— STORED DATA —

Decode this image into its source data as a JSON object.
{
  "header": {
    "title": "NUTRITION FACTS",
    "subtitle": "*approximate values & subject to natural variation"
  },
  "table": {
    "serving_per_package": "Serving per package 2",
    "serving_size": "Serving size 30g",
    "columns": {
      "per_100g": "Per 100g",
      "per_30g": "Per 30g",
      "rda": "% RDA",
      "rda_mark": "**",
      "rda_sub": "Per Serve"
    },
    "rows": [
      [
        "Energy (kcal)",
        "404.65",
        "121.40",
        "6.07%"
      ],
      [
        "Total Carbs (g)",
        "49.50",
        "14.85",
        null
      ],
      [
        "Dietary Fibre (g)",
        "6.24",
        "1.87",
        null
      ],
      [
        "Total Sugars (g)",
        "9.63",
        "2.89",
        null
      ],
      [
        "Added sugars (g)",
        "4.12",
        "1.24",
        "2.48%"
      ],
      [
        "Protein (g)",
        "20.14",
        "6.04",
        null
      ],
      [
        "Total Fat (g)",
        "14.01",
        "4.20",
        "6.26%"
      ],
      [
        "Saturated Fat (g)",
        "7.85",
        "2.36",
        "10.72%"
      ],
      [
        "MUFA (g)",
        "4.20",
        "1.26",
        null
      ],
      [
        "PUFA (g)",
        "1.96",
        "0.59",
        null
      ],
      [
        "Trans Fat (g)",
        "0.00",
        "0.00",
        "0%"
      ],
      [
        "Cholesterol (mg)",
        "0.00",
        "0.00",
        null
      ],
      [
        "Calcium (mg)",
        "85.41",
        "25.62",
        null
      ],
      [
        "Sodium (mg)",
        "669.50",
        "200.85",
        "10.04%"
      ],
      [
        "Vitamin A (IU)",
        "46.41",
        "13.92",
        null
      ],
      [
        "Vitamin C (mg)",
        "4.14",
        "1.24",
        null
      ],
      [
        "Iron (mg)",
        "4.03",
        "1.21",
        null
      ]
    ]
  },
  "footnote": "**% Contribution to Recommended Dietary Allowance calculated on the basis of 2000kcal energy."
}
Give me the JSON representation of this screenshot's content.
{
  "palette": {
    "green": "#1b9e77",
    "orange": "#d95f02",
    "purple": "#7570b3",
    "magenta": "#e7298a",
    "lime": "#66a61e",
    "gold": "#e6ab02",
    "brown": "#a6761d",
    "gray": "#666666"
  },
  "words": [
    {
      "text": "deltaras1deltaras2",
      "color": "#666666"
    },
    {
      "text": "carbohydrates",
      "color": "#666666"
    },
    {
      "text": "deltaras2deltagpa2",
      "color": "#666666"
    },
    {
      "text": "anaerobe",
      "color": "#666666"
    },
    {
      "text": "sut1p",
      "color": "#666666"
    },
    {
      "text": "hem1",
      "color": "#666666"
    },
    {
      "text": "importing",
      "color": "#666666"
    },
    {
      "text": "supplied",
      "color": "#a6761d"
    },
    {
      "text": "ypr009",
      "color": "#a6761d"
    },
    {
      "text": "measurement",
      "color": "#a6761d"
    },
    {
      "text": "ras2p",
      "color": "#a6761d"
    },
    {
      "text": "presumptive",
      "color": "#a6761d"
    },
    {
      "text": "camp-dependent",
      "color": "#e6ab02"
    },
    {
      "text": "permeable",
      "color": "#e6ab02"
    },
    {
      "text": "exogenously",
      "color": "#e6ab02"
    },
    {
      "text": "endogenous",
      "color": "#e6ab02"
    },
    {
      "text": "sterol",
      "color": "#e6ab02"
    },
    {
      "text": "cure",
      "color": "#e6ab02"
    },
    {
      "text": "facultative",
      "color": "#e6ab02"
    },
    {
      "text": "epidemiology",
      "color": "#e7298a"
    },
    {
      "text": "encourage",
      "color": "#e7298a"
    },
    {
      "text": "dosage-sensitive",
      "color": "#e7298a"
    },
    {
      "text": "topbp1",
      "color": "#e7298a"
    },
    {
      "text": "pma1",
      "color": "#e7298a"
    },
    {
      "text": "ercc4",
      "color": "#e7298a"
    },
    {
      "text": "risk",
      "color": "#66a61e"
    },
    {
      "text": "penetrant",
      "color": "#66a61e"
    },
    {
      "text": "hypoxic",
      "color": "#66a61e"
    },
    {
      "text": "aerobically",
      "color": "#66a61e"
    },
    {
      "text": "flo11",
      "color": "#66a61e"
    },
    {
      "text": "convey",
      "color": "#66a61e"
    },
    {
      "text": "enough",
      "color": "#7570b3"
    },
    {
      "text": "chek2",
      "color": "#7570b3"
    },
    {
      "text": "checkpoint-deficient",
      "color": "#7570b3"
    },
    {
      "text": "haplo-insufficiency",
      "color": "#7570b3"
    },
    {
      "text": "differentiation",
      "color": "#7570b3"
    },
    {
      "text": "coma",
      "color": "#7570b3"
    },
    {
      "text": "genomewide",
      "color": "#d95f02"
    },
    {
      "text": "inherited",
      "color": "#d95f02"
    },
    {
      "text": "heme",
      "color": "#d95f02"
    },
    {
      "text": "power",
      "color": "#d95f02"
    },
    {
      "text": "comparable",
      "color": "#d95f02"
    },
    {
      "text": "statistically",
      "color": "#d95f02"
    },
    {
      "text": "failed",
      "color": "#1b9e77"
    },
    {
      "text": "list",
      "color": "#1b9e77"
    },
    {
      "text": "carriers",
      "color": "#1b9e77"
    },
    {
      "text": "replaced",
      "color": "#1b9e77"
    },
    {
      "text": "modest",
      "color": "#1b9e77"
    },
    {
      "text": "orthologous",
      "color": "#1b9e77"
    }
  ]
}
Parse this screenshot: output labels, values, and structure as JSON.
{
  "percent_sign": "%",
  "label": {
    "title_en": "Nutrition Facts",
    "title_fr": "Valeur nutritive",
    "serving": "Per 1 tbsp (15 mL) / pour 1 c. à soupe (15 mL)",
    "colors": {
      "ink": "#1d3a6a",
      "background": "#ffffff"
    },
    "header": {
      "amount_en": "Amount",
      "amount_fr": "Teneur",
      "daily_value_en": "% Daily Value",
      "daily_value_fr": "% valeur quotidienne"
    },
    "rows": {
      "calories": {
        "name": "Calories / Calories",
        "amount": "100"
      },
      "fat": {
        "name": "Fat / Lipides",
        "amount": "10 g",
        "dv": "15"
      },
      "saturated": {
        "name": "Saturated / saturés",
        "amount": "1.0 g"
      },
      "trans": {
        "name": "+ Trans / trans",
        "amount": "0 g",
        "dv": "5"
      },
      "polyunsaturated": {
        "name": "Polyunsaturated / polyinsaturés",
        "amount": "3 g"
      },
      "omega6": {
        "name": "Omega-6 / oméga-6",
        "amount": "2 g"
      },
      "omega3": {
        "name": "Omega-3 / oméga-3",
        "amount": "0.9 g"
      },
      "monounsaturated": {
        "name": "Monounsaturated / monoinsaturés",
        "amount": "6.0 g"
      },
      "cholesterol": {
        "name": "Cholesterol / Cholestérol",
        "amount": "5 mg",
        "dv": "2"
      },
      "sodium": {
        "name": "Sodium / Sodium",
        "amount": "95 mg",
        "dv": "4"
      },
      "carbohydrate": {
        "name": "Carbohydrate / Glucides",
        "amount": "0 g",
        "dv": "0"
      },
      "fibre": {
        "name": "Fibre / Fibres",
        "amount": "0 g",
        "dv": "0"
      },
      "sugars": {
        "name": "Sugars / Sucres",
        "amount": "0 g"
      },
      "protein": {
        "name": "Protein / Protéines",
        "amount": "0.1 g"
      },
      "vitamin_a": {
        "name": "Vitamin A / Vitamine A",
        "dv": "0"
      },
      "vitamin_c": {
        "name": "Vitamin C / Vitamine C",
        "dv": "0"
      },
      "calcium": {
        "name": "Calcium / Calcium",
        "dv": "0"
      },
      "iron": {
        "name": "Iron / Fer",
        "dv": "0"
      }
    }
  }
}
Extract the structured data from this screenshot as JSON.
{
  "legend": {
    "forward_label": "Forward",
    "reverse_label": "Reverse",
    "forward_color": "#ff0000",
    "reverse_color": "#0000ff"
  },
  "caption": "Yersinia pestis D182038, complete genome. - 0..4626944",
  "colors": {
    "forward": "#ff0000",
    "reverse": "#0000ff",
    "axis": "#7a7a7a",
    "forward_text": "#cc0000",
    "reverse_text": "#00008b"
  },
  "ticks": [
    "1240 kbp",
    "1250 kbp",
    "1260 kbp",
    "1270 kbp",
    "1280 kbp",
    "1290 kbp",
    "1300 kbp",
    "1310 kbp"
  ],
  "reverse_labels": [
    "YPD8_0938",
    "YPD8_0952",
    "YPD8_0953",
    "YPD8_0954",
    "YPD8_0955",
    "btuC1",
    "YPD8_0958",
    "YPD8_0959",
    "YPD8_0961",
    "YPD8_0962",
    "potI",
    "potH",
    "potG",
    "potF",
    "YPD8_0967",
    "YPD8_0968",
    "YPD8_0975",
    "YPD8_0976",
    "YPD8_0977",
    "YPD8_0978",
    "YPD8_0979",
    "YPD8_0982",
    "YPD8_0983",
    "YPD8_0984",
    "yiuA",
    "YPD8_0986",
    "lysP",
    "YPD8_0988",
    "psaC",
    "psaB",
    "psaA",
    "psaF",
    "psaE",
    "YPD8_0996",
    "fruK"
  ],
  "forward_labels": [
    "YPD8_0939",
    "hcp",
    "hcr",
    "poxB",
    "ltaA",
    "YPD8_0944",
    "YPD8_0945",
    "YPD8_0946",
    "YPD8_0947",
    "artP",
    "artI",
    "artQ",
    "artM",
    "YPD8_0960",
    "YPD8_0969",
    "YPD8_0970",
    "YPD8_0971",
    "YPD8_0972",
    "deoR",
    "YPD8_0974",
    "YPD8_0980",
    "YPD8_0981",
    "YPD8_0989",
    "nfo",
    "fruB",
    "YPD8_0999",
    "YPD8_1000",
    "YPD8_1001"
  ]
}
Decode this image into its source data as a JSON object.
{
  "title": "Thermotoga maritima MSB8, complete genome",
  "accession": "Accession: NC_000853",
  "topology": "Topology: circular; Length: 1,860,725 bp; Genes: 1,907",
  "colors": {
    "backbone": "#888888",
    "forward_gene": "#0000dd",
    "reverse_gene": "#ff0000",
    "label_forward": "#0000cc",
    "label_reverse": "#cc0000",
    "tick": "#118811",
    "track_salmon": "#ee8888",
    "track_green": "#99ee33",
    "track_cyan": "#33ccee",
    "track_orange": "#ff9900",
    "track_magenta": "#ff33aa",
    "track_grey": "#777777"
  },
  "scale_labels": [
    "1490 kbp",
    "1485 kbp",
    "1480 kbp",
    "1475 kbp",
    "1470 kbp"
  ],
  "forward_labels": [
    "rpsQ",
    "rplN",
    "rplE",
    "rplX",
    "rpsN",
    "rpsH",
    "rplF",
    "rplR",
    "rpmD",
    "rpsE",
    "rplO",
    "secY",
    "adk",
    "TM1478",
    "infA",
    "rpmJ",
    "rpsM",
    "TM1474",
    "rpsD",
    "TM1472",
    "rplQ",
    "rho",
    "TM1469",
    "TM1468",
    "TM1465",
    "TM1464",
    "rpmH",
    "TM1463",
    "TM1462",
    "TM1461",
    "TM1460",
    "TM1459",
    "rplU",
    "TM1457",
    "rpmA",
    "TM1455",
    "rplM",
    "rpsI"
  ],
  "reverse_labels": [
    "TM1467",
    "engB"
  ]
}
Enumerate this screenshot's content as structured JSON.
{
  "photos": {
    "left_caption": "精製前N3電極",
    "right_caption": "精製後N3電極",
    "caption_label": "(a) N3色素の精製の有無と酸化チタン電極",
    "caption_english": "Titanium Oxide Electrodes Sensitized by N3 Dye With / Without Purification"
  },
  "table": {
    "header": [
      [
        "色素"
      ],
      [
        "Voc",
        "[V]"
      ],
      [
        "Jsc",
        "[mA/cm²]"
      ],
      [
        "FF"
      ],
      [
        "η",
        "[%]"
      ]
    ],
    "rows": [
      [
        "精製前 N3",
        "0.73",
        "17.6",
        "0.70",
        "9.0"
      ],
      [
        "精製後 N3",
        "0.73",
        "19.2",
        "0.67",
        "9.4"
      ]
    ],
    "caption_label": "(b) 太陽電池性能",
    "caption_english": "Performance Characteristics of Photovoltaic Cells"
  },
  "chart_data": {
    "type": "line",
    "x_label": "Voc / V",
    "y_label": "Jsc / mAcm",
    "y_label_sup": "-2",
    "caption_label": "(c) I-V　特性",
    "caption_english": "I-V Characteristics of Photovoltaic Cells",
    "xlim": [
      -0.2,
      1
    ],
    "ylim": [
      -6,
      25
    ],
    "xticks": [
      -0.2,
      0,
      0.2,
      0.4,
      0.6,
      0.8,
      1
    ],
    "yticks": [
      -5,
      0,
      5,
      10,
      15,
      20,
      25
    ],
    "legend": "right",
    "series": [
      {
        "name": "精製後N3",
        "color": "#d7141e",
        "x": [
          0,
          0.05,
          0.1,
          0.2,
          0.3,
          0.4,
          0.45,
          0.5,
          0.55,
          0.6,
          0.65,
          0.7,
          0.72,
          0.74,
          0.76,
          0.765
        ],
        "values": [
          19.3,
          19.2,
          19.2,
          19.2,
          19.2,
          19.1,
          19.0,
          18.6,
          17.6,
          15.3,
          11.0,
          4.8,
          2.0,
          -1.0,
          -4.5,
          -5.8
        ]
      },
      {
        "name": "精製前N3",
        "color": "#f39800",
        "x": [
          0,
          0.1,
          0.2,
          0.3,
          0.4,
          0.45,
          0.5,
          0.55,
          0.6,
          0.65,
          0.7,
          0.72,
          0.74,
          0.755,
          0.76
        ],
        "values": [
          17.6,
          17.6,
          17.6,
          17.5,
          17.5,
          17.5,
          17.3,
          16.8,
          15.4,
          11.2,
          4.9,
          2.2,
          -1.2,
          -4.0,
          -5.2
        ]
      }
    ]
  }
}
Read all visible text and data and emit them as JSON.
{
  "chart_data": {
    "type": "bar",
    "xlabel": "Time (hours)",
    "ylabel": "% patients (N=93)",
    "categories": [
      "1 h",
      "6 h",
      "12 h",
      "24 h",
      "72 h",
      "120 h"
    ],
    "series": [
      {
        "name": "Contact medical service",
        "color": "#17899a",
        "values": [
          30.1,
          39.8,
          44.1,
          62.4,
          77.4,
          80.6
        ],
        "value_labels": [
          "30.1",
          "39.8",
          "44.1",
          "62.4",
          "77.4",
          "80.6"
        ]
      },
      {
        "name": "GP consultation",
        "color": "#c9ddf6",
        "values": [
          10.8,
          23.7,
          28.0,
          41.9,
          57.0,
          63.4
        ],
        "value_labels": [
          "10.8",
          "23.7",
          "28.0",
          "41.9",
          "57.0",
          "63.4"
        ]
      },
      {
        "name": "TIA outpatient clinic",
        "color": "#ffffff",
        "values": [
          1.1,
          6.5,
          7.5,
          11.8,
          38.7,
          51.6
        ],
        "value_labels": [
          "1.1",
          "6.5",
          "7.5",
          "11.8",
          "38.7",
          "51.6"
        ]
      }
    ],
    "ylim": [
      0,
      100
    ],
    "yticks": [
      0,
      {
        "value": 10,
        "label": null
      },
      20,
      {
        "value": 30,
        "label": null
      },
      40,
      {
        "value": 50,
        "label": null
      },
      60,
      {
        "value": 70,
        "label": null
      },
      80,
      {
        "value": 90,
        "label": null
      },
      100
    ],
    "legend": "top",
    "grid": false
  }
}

— WORK ORDER —
Which of the lines in the material carry the string "Dietary"? Pull them out.

— FINISHED EXERCISE —
        "Dietary Fibre (g)",
  "footnote": "**% Contribution to Recommended Dietary Allowance calculated on the basis of 2000kcal energy."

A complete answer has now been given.